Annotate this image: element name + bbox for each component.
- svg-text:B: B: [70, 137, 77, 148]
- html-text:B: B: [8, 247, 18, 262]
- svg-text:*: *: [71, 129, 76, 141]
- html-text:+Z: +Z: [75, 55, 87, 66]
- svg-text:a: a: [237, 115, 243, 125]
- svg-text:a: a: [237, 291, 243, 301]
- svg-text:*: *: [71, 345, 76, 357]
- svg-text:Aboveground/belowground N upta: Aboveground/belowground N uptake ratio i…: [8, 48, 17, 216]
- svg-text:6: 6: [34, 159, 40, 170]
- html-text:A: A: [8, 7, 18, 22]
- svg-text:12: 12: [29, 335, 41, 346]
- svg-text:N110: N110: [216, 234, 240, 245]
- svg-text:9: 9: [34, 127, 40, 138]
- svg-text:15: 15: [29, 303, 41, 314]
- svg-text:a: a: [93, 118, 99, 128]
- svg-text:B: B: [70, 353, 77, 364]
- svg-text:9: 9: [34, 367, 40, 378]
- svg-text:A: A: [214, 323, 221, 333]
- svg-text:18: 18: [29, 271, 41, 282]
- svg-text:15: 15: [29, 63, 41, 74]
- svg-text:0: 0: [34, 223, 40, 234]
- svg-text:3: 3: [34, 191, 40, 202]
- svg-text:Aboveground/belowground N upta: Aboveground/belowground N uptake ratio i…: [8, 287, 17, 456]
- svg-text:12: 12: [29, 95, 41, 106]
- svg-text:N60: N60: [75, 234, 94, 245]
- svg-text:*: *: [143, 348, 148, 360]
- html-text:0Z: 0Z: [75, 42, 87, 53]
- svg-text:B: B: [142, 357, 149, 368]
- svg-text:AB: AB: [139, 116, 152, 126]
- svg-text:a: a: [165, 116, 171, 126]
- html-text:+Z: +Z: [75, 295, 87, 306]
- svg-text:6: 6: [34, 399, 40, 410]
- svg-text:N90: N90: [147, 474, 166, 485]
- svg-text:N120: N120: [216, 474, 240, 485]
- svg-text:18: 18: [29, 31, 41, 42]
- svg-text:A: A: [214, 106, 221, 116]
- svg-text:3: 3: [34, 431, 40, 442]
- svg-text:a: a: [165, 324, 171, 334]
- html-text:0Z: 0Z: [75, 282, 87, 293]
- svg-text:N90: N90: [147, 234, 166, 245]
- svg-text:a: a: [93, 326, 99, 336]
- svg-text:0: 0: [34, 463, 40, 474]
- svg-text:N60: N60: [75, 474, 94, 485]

Directions for this task: Can you rewrite all the lines above as a numbered list, leaving out any blank lines?

Written answer:
1. Annotate this image: element name + bbox for each component.
2. - svg-text:B: B: [70, 137, 77, 148]
3. - html-text:B: B: [8, 247, 18, 262]
4. - svg-text:*: *: [71, 129, 76, 141]
5. - html-text:+Z: +Z: [75, 55, 87, 66]
6. - svg-text:a: a: [237, 115, 243, 125]
7. - svg-text:a: a: [237, 291, 243, 301]
8. - svg-text:*: *: [71, 345, 76, 357]
9. - svg-text:Aboveground/belowground N upta: Aboveground/belowground N uptake ratio i…: [8, 48, 17, 216]
10. - svg-text:6: 6: [34, 159, 40, 170]
11. - html-text:A: A: [8, 7, 18, 22]
12. - svg-text:12: 12: [29, 335, 41, 346]
13. - svg-text:N110: N110: [216, 234, 240, 245]
14. - svg-text:9: 9: [34, 127, 40, 138]
15. - svg-text:15: 15: [29, 303, 41, 314]
16. - svg-text:a: a: [93, 118, 99, 128]
17. - svg-text:B: B: [70, 353, 77, 364]
18. - svg-text:9: 9: [34, 367, 40, 378]
19. - svg-text:A: A: [214, 323, 221, 333]
20. - svg-text:18: 18: [29, 271, 41, 282]
21. - svg-text:15: 15: [29, 63, 41, 74]
22. - svg-text:0: 0: [34, 223, 40, 234]
23. - svg-text:3: 3: [34, 191, 40, 202]
24. - svg-text:Aboveground/belowground N upta: Aboveground/belowground N uptake ratio i…: [8, 287, 17, 456]
25. - svg-text:12: 12: [29, 95, 41, 106]
26. - svg-text:N60: N60: [75, 234, 94, 245]
27. - svg-text:*: *: [143, 348, 148, 360]
28. - html-text:0Z: 0Z: [75, 42, 87, 53]
29. - svg-text:B: B: [142, 357, 149, 368]
30. - svg-text:AB: AB: [139, 116, 152, 126]
31. - svg-text:a: a: [165, 116, 171, 126]
32. - html-text:+Z: +Z: [75, 295, 87, 306]
33. - svg-text:6: 6: [34, 399, 40, 410]
34. - svg-text:N90: N90: [147, 474, 166, 485]
35. - svg-text:N120: N120: [216, 474, 240, 485]
36. - svg-text:18: 18: [29, 31, 41, 42]
37. - svg-text:A: A: [214, 106, 221, 116]
38. - svg-text:3: 3: [34, 431, 40, 442]
39. - svg-text:a: a: [165, 324, 171, 334]
40. - html-text:0Z: 0Z: [75, 282, 87, 293]
41. - svg-text:N90: N90: [147, 234, 166, 245]
42. - svg-text:a: a: [93, 326, 99, 336]
43. - svg-text:0: 0: [34, 463, 40, 474]
44. - svg-text:N60: N60: [75, 474, 94, 485]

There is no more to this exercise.